* START *

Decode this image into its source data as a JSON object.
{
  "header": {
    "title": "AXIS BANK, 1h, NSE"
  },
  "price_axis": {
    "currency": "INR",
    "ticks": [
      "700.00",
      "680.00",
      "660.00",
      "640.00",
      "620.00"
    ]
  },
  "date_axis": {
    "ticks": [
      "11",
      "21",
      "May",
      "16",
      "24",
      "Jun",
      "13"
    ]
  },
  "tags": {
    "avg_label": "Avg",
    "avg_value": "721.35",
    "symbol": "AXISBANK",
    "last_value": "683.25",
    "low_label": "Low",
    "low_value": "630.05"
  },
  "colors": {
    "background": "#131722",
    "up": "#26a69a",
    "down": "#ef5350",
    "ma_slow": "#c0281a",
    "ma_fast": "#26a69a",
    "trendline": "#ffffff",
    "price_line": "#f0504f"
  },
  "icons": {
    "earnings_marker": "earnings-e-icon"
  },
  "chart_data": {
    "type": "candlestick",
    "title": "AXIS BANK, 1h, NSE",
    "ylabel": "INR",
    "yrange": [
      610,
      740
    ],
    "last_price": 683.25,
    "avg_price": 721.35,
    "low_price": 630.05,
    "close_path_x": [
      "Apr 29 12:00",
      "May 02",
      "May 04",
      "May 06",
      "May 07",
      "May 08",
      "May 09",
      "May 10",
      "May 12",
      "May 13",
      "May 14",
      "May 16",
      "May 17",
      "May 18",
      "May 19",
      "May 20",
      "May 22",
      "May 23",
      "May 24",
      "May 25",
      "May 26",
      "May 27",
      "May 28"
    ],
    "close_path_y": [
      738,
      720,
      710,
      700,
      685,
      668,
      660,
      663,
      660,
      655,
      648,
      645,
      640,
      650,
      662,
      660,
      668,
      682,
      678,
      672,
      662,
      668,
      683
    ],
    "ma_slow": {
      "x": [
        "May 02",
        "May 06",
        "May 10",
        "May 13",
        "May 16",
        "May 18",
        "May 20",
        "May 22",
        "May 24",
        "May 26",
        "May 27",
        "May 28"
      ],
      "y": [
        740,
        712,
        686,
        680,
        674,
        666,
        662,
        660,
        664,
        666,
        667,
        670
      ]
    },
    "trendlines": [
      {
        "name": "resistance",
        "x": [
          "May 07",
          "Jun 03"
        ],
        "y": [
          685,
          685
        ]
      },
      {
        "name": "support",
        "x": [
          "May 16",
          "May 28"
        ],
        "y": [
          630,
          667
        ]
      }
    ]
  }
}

* END *

Copy every line exactly. Leave nothing out.

Decode this image into its source data as a JSON object.
{
  "header": {
    "title": "AXIS BANK, 1h, NSE"
  },
  "price_axis": {
    "currency": "INR",
    "ticks": [
      "700.00",
      "680.00",
      "660.00",
      "640.00",
      "620.00"
    ]
  },
  "date_axis": {
    "ticks": [
      "11",
      "21",
      "May",
      "16",
      "24",
      "Jun",
      "13"
    ]
  },
  "tags": {
    "avg_label": "Avg",
    "avg_value": "721.35",
    "symbol": "AXISBANK",
    "last_value": "683.25",
    "low_label": "Low",
    "low_value": "630.05"
  },
  "colors": {
    "background": "#131722",
    "up": "#26a69a",
    "down": "#ef5350",
    "ma_slow": "#c0281a",
    "ma_fast": "#26a69a",
    "trendline": "#ffffff",
    "price_line": "#f0504f"
  },
  "icons": {
    "earnings_marker": "earnings-e-icon"
  },
  "chart_data": {
    "type": "candlestick",
    "title": "AXIS BANK, 1h, NSE",
    "ylabel": "INR",
    "yrange": [
      610,
      740
    ],
    "last_price": 683.25,
    "avg_price": 721.35,
    "low_price": 630.05,
    "close_path_x": [
      "Apr 29 12:00",
      "May 02",
      "May 04",
      "May 06",
      "May 07",
      "May 08",
      "May 09",
      "May 10",
      "May 12",
      "May 13",
      "May 14",
      "May 16",
      "May 17",
      "May 18",
      "May 19",
      "May 20",
      "May 22",
      "May 23",
      "May 24",
      "May 25",
      "May 26",
      "May 27",
      "May 28"
    ],
    "close_path_y": [
      738,
      720,
      710,
      700,
      685,
      668,
      660,
      663,
      660,
      655,
      648,
      645,
      640,
      650,
      662,
      660,
      668,
      682,
      678,
      672,
      662,
      668,
      683
    ],
    "ma_slow": {
      "x": [
        "May 02",
        "May 06",
        "May 10",
        "May 13",
        "May 16",
        "May 18",
        "May 20",
        "May 22",
        "May 24",
        "May 26",
        "May 27",
        "May 28"
      ],
      "y": [
        740,
        712,
        686,
        680,
        674,
        666,
        662,
        660,
        664,
        666,
        667,
        670
      ]
    },
    "trendlines": [
      {
        "name": "resistance",
        "x": [
          "May 07",
          "Jun 03"
        ],
        "y": [
          685,
          685
        ]
      },
      {
        "name": "support",
        "x": [
          "May 16",
          "May 28"
        ],
        "y": [
          630,
          667
        ]
      }
    ]
  }
}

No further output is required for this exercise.